-- Written instruction --
Give the listing again exactly, omitting its images.

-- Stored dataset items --
[Begin]
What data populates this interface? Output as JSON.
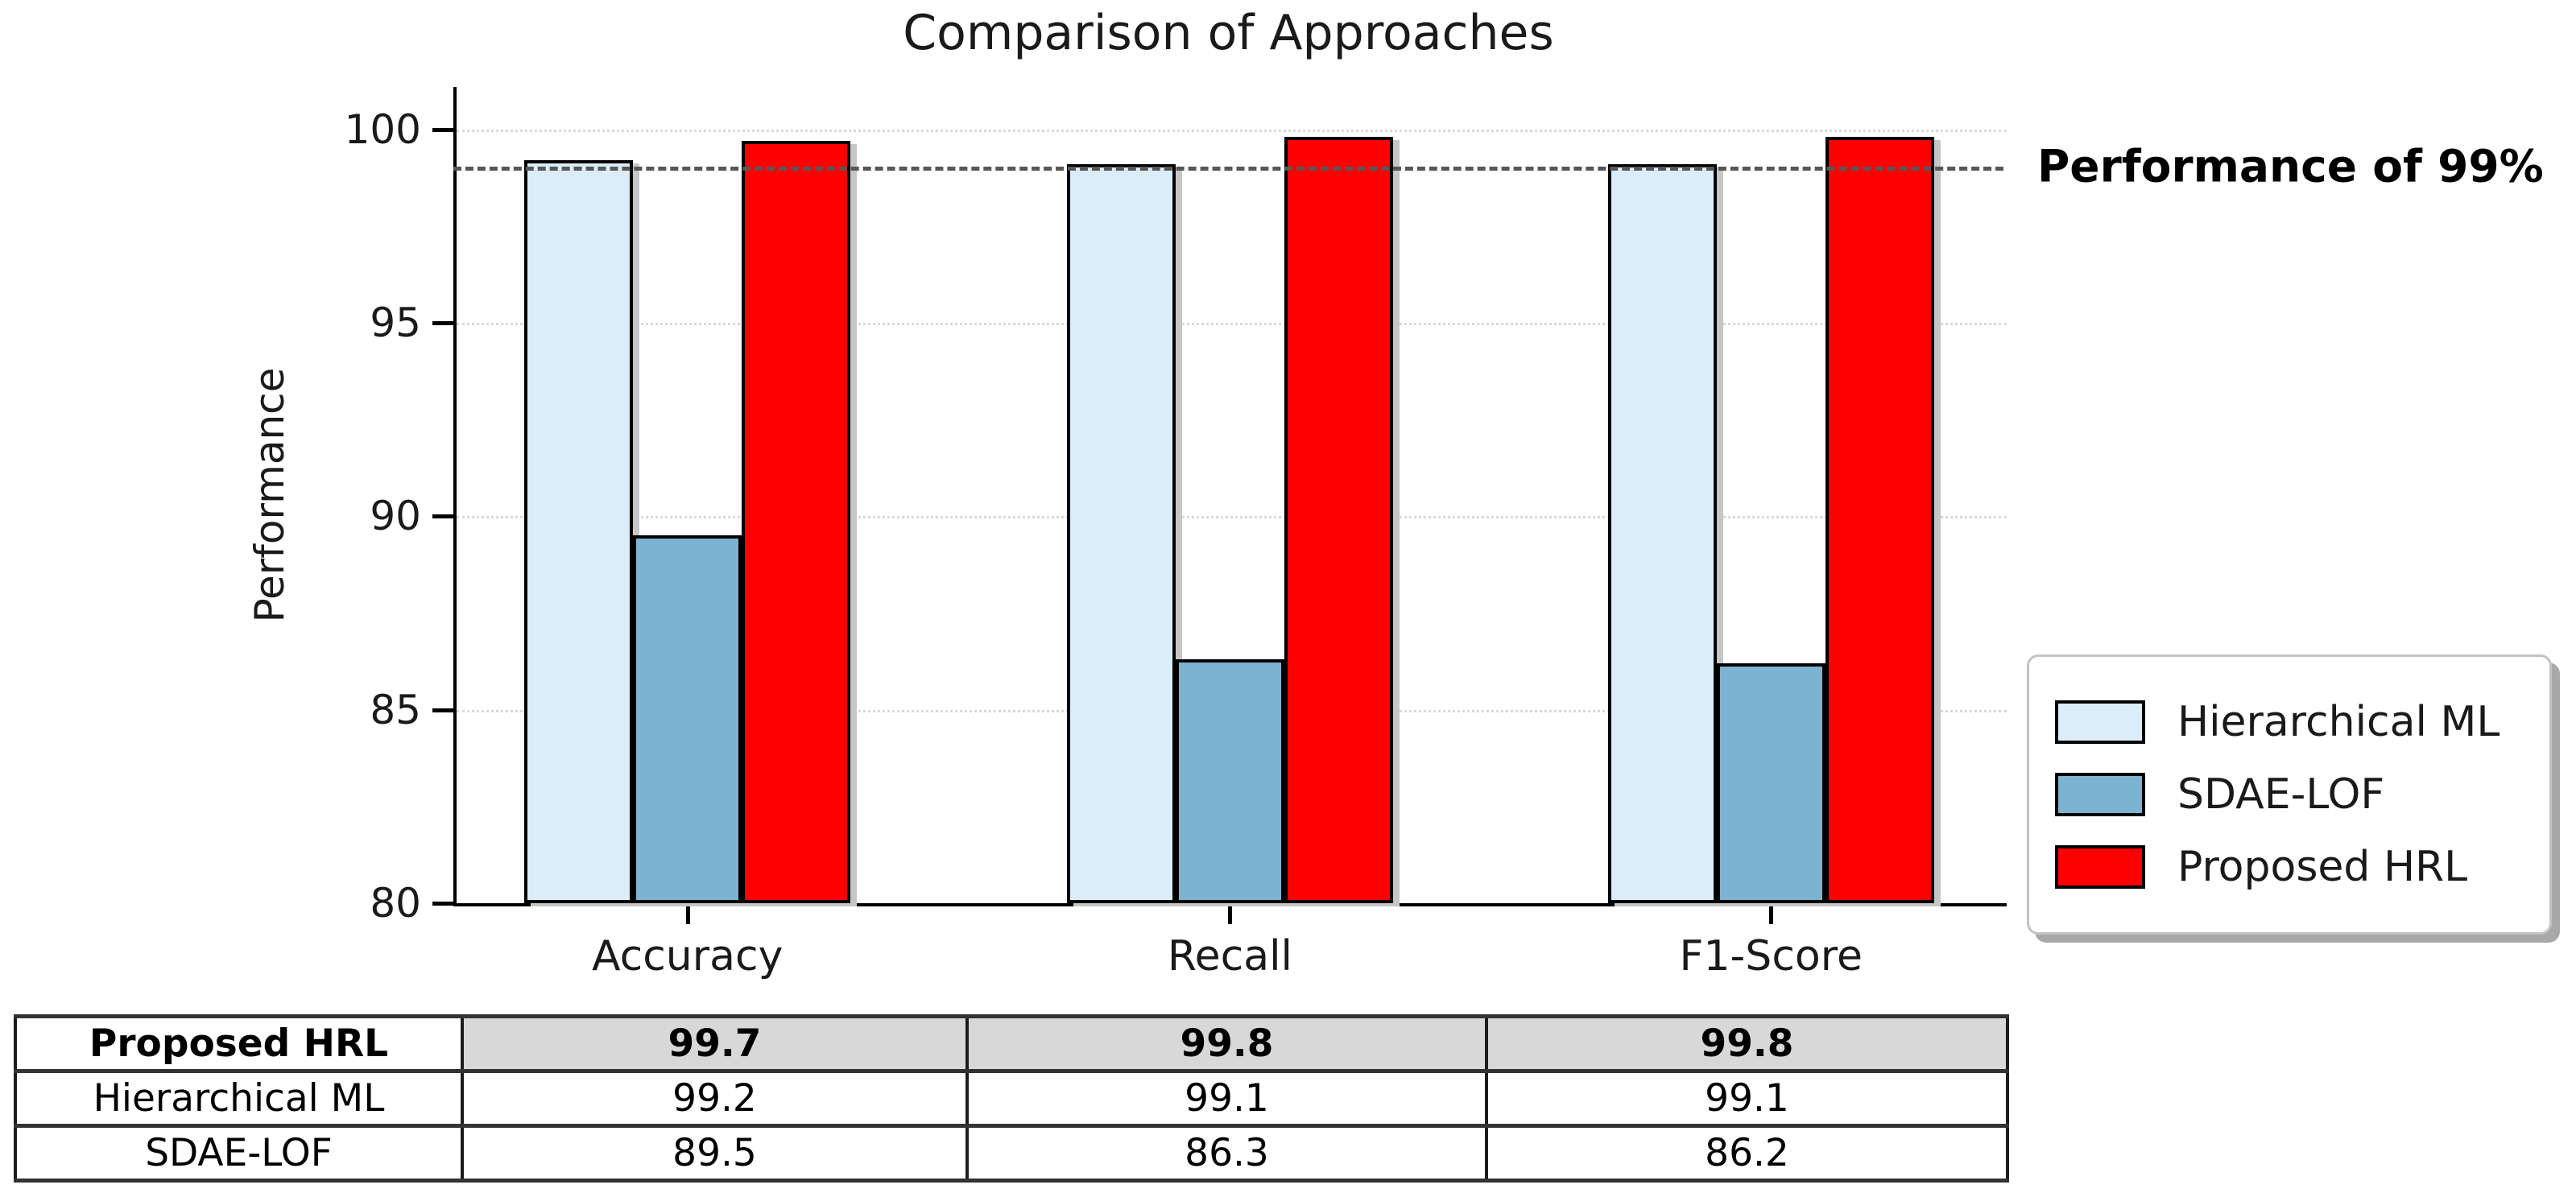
{
  "chart_data": {
    "type": "bar",
    "title": "Comparison of Approaches",
    "ylabel": "Performance",
    "xlabel": "",
    "categories": [
      "Accuracy",
      "Recall",
      "F1-Score"
    ],
    "series": [
      {
        "name": "Hierarchical ML",
        "color": "#DBEDF9",
        "values": [
          99.2,
          99.1,
          99.1
        ]
      },
      {
        "name": "SDAE-LOF",
        "color": "#7BB3D0",
        "values": [
          89.5,
          86.3,
          86.2
        ]
      },
      {
        "name": "Proposed HRL",
        "color": "#FE0000",
        "values": [
          99.7,
          99.8,
          99.8
        ]
      }
    ],
    "ylim": [
      80,
      101.1
    ],
    "yticks": [
      80,
      85,
      90,
      95,
      100
    ],
    "grid": "horizontal dotted",
    "legend_position": "right of plot, lower",
    "threshold": {
      "value": 99,
      "label": "Performance of 99%",
      "style": "dashed gray line"
    }
  },
  "table": {
    "rows": [
      {
        "label": "Proposed HRL",
        "values": [
          "99.7",
          "99.8",
          "99.8"
        ],
        "highlight": true
      },
      {
        "label": "Hierarchical ML",
        "values": [
          "99.2",
          "99.1",
          "99.1"
        ],
        "highlight": false
      },
      {
        "label": "SDAE-LOF",
        "values": [
          "89.5",
          "86.3",
          "86.2"
        ],
        "highlight": false
      }
    ]
  },
  "colors": {
    "bar_edge": "#000000",
    "bar_shadow": "#c6c6c6",
    "gridline": "#d9d9d9",
    "threshold_line": "#575757",
    "table_header_bg": "#d8d8d8"
  }
}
[End]
-- Answer --
What data populates this interface? Output as JSON.
{
  "chart_data": {
    "type": "bar",
    "title": "Comparison of Approaches",
    "ylabel": "Performance",
    "xlabel": "",
    "categories": [
      "Accuracy",
      "Recall",
      "F1-Score"
    ],
    "series": [
      {
        "name": "Hierarchical ML",
        "color": "#DBEDF9",
        "values": [
          99.2,
          99.1,
          99.1
        ]
      },
      {
        "name": "SDAE-LOF",
        "color": "#7BB3D0",
        "values": [
          89.5,
          86.3,
          86.2
        ]
      },
      {
        "name": "Proposed HRL",
        "color": "#FE0000",
        "values": [
          99.7,
          99.8,
          99.8
        ]
      }
    ],
    "ylim": [
      80,
      101.1
    ],
    "yticks": [
      80,
      85,
      90,
      95,
      100
    ],
    "grid": "horizontal dotted",
    "legend_position": "right of plot, lower",
    "threshold": {
      "value": 99,
      "label": "Performance of 99%",
      "style": "dashed gray line"
    }
  },
  "table": {
    "rows": [
      {
        "label": "Proposed HRL",
        "values": [
          "99.7",
          "99.8",
          "99.8"
        ],
        "highlight": true
      },
      {
        "label": "Hierarchical ML",
        "values": [
          "99.2",
          "99.1",
          "99.1"
        ],
        "highlight": false
      },
      {
        "label": "SDAE-LOF",
        "values": [
          "89.5",
          "86.3",
          "86.2"
        ],
        "highlight": false
      }
    ]
  },
  "colors": {
    "bar_edge": "#000000",
    "bar_shadow": "#c6c6c6",
    "gridline": "#d9d9d9",
    "threshold_line": "#575757",
    "table_header_bg": "#d8d8d8"
  }
}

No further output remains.